▶ _SELECTION_:
========================================

Home | About | Sematext search-lucene.com search-hadoop.com
 Search Hadoop and all its subprojects:

Switch to Threaded View
MapReduce, mail # user - Backup node crashed with NPE and failed to restart


Copy link to this message
-
Re: Backup node crashed with NPE and failed to restart
Harsh J 2012-10-24, 14:58
Hi,

First off, do not use 0.21, it is unsupported/unmaintained. Use 2.x if
you want HA-NN capabilities. See
http://hadoop.apache.org/docs/current/hadoop-yarn/hadoop-yarn-site/HDFSHighAvailability.html.

Second, BackupNode/CheckpointNode is also unmaintained actively, and
may soon be removed away in favor of HA NameNodes and the (if not HA)
SecondaryNameNode.

Regarding your metadata, if your NN is still up, issue a "dfsadmin
-saveNamespace" to recreate a good copy of image and edits from the
memory. If your NN was taken down and fails to start anymore, try to
restore from an older checkpoint - do you have one?

On Mon, Oct 22, 2012 at 8:25 PM, rongshen.long
<[EMAIL PROTECTED]> wrote:
> hi,
> I tried to run a backup node on hdfs 0.21 , however the daemon crashed with
> NPE (stack trace as below) and
> left an 'edits.new' file in the $dfs.namenode.name.dir/current diretory .
> After that , I failed to restart the namenode and the backup node because of
> the same exception.
> Could anyone give me a help to recovery the cluster?  Although the NN can be
> restarted by creating an empty 'edits' file ,much data would be lost .

========================================

▶ _REQUIRED ACTIONS_:
1. Render the listing, from its first line through the line containing "- site-header: DigitalHouse", as a JSON list of strings with one string per line and blank lines omitted.
2. Write the next part of the mailing-list thread about the crashed Hadoop backup node, picking up after its last line.

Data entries
========================================

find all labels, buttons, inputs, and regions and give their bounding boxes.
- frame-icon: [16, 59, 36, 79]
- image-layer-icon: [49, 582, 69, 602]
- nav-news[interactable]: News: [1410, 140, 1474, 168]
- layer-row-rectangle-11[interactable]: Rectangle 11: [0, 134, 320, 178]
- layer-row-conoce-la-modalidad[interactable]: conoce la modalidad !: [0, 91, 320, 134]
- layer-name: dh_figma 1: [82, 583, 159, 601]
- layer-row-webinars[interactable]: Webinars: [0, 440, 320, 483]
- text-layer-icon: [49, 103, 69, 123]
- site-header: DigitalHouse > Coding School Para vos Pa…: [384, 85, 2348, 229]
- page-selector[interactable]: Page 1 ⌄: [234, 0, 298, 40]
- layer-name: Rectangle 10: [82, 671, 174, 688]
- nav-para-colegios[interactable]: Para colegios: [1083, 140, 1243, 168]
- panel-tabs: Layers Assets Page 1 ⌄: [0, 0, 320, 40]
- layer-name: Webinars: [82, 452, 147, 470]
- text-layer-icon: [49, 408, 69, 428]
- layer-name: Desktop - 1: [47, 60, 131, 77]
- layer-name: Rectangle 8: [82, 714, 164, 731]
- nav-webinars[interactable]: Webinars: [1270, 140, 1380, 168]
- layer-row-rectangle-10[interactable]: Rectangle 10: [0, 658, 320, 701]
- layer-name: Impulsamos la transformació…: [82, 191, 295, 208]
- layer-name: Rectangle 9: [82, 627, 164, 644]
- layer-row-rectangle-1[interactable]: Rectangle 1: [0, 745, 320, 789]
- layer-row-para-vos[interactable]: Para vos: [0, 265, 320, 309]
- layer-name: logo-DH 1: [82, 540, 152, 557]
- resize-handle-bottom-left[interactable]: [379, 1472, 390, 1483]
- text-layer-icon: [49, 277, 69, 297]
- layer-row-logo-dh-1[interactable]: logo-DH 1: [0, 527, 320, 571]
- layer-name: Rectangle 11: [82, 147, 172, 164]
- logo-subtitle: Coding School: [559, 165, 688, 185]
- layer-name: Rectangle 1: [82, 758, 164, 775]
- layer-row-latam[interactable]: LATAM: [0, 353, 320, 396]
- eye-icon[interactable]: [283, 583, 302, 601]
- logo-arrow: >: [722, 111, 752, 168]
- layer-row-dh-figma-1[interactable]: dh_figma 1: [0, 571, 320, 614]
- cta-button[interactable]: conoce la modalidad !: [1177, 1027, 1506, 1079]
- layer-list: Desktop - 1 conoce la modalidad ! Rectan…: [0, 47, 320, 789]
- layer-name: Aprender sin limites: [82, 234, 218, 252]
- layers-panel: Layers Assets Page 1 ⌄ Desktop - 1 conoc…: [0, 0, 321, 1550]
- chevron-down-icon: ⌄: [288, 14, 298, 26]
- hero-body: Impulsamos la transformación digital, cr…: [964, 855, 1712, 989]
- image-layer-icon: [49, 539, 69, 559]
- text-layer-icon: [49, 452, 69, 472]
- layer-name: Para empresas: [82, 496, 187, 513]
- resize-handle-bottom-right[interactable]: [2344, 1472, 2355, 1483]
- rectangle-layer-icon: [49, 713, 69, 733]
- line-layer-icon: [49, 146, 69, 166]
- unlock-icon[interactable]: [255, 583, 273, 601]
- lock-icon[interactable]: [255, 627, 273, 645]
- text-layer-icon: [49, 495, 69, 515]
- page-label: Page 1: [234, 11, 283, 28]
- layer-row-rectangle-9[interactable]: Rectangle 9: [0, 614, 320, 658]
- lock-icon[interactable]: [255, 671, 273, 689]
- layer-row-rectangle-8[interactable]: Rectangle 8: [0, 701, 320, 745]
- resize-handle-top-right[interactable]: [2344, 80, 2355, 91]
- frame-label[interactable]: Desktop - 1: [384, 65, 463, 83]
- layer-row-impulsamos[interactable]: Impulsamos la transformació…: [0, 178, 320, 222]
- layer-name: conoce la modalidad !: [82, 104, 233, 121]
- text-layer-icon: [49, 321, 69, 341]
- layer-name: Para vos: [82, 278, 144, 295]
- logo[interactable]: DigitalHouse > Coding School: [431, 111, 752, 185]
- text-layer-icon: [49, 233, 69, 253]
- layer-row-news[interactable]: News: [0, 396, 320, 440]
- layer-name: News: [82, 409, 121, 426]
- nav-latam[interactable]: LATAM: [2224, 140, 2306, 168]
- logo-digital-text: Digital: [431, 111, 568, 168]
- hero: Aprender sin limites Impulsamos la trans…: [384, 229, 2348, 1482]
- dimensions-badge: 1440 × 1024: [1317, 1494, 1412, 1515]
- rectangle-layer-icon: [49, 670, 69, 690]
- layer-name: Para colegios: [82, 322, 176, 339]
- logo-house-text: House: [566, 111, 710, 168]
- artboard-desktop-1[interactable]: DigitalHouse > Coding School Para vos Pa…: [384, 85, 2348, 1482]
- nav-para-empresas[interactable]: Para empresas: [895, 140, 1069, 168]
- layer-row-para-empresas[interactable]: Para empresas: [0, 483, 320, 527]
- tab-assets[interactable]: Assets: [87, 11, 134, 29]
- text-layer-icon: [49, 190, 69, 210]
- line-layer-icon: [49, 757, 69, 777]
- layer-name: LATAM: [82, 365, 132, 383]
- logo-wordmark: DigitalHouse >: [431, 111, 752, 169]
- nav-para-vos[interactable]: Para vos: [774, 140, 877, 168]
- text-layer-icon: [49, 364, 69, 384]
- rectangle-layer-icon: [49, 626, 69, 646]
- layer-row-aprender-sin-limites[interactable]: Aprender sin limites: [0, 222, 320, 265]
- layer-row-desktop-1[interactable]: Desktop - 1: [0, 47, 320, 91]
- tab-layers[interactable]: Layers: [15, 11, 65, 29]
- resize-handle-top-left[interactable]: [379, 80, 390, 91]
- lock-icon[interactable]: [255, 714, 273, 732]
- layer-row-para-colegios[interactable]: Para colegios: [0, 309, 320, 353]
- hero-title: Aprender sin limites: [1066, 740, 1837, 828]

========================================

▶ _ANSWERS TO THE PROBLEMS_:
1.
[
  "find all labels, buttons, inputs, and regions and give their bounding boxes.",
  "- frame-icon: [16, 59, 36, 79]",
  "- image-layer-icon: [49, 582, 69, 602]",
  "- nav-news[interactable]: News: [1410, 140, 1474, 168]",
  "- layer-row-rectangle-11[interactable]: Rectangle 11: [0, 134, 320, 178]",
  "- layer-row-conoce-la-modalidad[interactable]: conoce la modalidad !: [0, 91, 320, 134]",
  "- layer-name: dh_figma 1: [82, 583, 159, 601]",
  "- layer-row-webinars[interactable]: Webinars: [0, 440, 320, 483]",
  "- text-layer-icon: [49, 103, 69, 123]",
  "- site-header: DigitalHouse > Coding School Para vos Pa…: [384, 85, 2348, 229]"
]

2.
>
> 12/10/09 15:32:45 ERROR namenode.Checkpointer: Throwable Exception in
> doCheckpoint:
> java.lang.NullPointerException
>         at
> org.apache.hadoop.hdfs.server.namenode.FSDirectory.unprotectedSetTimes(FSDirectory.java:1765)
>         at
> org.apache.hadoop.hdfs.server.namenode.FSDirectory.unprotectedSetTimes(FSDirectory.java:1753)
>         at
> org.apache.hadoop.hdfs.server.namenode.FSEditLog.loadEditRecords(FSEditLog.java:708)
>         at
> org.apache.hadoop.hdfs.server.namenode.FSEditLog.loadFSEdits(FSEditLog.java:411)
>         at
> org.apache.hadoop.hdfs.server.namenode.FSEditLog.loadFSEdits(FSEditLog.java:378)
>         at
> org.apache.hadoop.hdfs.server.namenode.FSImage.loadFSEdits(FSImage.java:1209)
>         at
> org.apache.hadoop.hdfs.server.namenode.BackupStorage.loadCheckpoint(BackupStorage.java:158)
>         at
> org.apache.hadoop.hdfs.server.namenode.Checkpointer.doCheckpoint(Checkpointer.java:243)
>         at
> org.apache.hadoop.hdfs.server.namenode.Checkpointer.run(Checkpointer.java:141)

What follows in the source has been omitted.